- _Exercise goal_
Copy the records below exactly as they appear.
'''
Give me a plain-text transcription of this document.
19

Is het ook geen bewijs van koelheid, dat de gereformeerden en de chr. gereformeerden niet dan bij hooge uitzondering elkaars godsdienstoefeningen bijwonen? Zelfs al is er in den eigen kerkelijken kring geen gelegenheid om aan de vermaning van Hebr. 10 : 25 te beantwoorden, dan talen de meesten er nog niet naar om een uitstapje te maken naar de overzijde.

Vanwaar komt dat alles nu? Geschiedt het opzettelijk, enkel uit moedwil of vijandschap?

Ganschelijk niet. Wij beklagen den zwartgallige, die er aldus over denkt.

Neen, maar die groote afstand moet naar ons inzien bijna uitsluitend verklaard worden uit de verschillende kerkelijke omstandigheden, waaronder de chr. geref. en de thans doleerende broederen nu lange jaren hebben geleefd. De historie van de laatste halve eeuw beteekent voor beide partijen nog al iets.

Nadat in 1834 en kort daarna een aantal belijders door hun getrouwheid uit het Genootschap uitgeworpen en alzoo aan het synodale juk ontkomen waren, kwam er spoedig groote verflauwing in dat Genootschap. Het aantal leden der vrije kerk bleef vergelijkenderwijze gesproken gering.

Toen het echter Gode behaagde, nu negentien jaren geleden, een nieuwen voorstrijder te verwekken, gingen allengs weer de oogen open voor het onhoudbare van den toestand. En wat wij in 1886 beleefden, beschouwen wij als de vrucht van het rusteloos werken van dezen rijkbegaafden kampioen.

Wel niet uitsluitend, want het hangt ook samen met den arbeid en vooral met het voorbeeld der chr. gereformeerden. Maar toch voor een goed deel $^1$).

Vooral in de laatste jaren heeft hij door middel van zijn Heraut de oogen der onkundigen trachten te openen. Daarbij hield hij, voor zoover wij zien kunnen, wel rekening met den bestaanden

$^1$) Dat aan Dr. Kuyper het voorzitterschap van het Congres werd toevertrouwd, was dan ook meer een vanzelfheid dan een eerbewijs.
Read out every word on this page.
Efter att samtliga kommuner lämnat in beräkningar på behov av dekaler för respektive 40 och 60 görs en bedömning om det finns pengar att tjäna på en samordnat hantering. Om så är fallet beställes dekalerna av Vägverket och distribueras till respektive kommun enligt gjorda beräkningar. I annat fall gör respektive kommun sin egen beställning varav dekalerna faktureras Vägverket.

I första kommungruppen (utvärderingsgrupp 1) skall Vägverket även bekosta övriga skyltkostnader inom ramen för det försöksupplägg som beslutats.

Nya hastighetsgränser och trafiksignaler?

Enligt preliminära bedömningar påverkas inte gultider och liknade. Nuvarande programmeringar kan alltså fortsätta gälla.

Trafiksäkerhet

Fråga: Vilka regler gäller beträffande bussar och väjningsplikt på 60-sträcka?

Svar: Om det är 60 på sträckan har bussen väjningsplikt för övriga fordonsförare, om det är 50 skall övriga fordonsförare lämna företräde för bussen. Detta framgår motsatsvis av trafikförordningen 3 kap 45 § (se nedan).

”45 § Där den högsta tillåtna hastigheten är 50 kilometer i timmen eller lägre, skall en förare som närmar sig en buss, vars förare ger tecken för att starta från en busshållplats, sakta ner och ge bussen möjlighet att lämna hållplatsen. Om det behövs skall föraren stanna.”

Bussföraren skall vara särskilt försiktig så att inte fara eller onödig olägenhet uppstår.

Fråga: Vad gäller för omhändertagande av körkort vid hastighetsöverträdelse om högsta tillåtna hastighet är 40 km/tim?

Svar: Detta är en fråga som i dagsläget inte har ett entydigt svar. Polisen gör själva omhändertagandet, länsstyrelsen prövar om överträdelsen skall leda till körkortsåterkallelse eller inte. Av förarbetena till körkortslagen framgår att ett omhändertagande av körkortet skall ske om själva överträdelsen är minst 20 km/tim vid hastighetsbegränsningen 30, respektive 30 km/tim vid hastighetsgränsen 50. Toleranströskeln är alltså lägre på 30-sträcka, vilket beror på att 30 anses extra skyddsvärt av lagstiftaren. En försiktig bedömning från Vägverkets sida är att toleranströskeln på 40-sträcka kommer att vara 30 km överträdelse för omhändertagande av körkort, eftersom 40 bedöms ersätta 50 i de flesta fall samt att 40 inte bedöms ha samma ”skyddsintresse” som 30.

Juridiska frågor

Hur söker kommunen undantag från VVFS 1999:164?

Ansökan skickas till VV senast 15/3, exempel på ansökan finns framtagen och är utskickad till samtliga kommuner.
'''
- _Task response_
Give me a plain-text transcription of this document.
19

Is het ook geen bewijs van koelheid, dat de gereformeerden en de chr. gereformeerden niet dan bij hooge uitzondering elkaars godsdienstoefeningen bijwonen? Zelfs al is er in den eigen kerkelijken kring geen gelegenheid om aan de vermaning van Hebr. 10 : 25 te beantwoorden, dan talen de meesten er nog niet naar om een uitstapje te maken naar de overzijde.

Vanwaar komt dat alles nu? Geschiedt het opzettelijk, enkel uit moedwil of vijandschap?

Ganschelijk niet. Wij beklagen den zwartgallige, die er aldus over denkt.

Neen, maar die groote afstand moet naar ons inzien bijna uitsluitend verklaard worden uit de verschillende kerkelijke omstandigheden, waaronder de chr. geref. en de thans doleerende broederen nu lange jaren hebben geleefd. De historie van de laatste halve eeuw beteekent voor beide partijen nog al iets.

Nadat in 1834 en kort daarna een aantal belijders door hun getrouwheid uit het Genootschap uitgeworpen en alzoo aan het synodale juk ontkomen waren, kwam er spoedig groote verflauwing in dat Genootschap. Het aantal leden der vrije kerk bleef vergelijkenderwijze gesproken gering.

Toen het echter Gode behaagde, nu negentien jaren geleden, een nieuwen voorstrijder te verwekken, gingen allengs weer de oogen open voor het onhoudbare van den toestand. En wat wij in 1886 beleefden, beschouwen wij als de vrucht van het rusteloos werken van dezen rijkbegaafden kampioen.

Wel niet uitsluitend, want het hangt ook samen met den arbeid en vooral met het voorbeeld der chr. gereformeerden. Maar toch voor een goed deel $^1$).

Vooral in de laatste jaren heeft hij door middel van zijn Heraut de oogen der onkundigen trachten te openen. Daarbij hield hij, voor zoover wij zien kunnen, wel rekening met den bestaanden

$^1$) Dat aan Dr. Kuyper het voorzitterschap van het Congres werd toevertrouwd, was dan ook meer een vanzelfheid dan een eerbewijs.
Read out every word on this page.
Efter att samtliga kommuner lämnat in beräkningar på behov av dekaler för respektive 40 och 60 görs en bedömning om det finns pengar att tjäna på en samordnat hantering. Om så är fallet beställes dekalerna av Vägverket och distribueras till respektive kommun enligt gjorda beräkningar. I annat fall gör respektive kommun sin egen beställning varav dekalerna faktureras Vägverket.

I första kommungruppen (utvärderingsgrupp 1) skall Vägverket även bekosta övriga skyltkostnader inom ramen för det försöksupplägg som beslutats.

Nya hastighetsgränser och trafiksignaler?

Enligt preliminära bedömningar påverkas inte gultider och liknade. Nuvarande programmeringar kan alltså fortsätta gälla.

Trafiksäkerhet

Fråga: Vilka regler gäller beträffande bussar och väjningsplikt på 60-sträcka?

Svar: Om det är 60 på sträckan har bussen väjningsplikt för övriga fordonsförare, om det är 50 skall övriga fordonsförare lämna företräde för bussen. Detta framgår motsatsvis av trafikförordningen 3 kap 45 § (se nedan).

”45 § Där den högsta tillåtna hastigheten är 50 kilometer i timmen eller lägre, skall en förare som närmar sig en buss, vars förare ger tecken för att starta från en busshållplats, sakta ner och ge bussen möjlighet att lämna hållplatsen. Om det behövs skall föraren stanna.”

Bussföraren skall vara särskilt försiktig så att inte fara eller onödig olägenhet uppstår.

Fråga: Vad gäller för omhändertagande av körkort vid hastighetsöverträdelse om högsta tillåtna hastighet är 40 km/tim?

Svar: Detta är en fråga som i dagsläget inte har ett entydigt svar. Polisen gör själva omhändertagandet, länsstyrelsen prövar om överträdelsen skall leda till körkortsåterkallelse eller inte. Av förarbetena till körkortslagen framgår att ett omhändertagande av körkortet skall ske om själva överträdelsen är minst 20 km/tim vid hastighetsbegränsningen 30, respektive 30 km/tim vid hastighetsgränsen 50. Toleranströskeln är alltså lägre på 30-sträcka, vilket beror på att 30 anses extra skyddsvärt av lagstiftaren. En försiktig bedömning från Vägverkets sida är att toleranströskeln på 40-sträcka kommer att vara 30 km överträdelse för omhändertagande av körkort, eftersom 40 bedöms ersätta 50 i de flesta fall samt att 40 inte bedöms ha samma ”skyddsintresse” som 30.

Juridiska frågor

Hur söker kommunen undantag från VVFS 1999:164?

Ansökan skickas till VV senast 15/3, exempel på ansökan finns framtagen och är utskickad till samtliga kommuner.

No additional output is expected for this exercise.